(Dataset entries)
┏━━
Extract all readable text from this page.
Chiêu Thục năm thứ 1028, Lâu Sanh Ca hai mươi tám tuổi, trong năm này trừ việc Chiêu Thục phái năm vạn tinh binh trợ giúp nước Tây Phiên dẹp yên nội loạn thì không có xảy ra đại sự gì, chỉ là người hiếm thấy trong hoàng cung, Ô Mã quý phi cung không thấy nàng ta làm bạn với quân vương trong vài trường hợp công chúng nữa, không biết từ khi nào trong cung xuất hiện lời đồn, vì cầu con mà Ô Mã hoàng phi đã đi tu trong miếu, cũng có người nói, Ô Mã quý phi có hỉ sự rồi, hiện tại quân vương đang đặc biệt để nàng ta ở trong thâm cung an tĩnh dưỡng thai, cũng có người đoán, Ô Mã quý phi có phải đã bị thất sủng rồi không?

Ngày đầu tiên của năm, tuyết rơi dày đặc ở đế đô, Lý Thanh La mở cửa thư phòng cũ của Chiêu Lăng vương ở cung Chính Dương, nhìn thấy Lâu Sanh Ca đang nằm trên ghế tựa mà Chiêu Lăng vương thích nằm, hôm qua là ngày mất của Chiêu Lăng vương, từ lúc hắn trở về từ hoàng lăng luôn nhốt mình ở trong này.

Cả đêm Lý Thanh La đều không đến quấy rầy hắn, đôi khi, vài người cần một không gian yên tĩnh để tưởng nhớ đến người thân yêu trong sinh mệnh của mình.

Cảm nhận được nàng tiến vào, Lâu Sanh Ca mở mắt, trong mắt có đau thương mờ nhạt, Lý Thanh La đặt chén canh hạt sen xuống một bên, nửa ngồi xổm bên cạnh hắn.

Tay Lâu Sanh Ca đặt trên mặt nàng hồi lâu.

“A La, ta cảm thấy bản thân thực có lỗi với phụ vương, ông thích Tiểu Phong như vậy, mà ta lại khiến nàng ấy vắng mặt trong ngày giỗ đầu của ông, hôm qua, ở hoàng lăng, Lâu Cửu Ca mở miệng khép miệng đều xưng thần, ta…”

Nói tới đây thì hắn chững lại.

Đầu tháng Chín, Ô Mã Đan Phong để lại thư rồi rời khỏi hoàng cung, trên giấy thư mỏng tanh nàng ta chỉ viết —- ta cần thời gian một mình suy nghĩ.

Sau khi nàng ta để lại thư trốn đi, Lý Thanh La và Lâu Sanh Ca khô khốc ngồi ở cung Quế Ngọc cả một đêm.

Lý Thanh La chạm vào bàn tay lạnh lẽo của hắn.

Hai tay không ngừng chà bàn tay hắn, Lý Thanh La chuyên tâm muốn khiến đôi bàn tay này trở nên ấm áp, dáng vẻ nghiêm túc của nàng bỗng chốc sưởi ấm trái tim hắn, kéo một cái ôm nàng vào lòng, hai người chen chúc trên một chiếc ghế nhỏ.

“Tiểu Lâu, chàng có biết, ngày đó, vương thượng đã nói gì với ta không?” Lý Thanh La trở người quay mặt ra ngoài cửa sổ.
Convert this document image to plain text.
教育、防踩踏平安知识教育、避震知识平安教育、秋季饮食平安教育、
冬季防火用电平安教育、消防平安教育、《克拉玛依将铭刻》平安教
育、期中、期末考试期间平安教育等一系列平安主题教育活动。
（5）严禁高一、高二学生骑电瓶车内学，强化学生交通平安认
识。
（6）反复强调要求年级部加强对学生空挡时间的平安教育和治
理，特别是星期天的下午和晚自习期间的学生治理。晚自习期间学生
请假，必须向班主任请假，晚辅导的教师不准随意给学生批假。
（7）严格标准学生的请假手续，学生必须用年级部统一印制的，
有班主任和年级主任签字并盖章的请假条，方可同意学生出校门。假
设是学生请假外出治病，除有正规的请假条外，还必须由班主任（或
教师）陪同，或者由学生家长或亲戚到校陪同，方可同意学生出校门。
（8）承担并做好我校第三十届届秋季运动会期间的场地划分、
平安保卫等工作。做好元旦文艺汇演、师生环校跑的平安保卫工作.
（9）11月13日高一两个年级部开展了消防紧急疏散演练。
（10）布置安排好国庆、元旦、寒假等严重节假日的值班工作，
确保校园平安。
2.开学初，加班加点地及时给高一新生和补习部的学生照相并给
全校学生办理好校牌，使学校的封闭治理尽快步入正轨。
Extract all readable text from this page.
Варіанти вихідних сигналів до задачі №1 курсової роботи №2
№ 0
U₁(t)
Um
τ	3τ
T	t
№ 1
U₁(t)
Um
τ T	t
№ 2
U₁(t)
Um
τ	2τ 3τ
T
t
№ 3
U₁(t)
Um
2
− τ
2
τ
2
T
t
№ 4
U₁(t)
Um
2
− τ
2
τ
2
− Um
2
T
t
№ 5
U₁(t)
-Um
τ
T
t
┗━━
Above are the records. Copy every line in them holding "方可同意学生出校门".

- [RESPONSE]:
有班主任和年级主任签字并盖章的请假条，方可同意学生出校门。假
教师）陪同，或者由学生家长或亲戚到校陪同，方可同意学生出校门。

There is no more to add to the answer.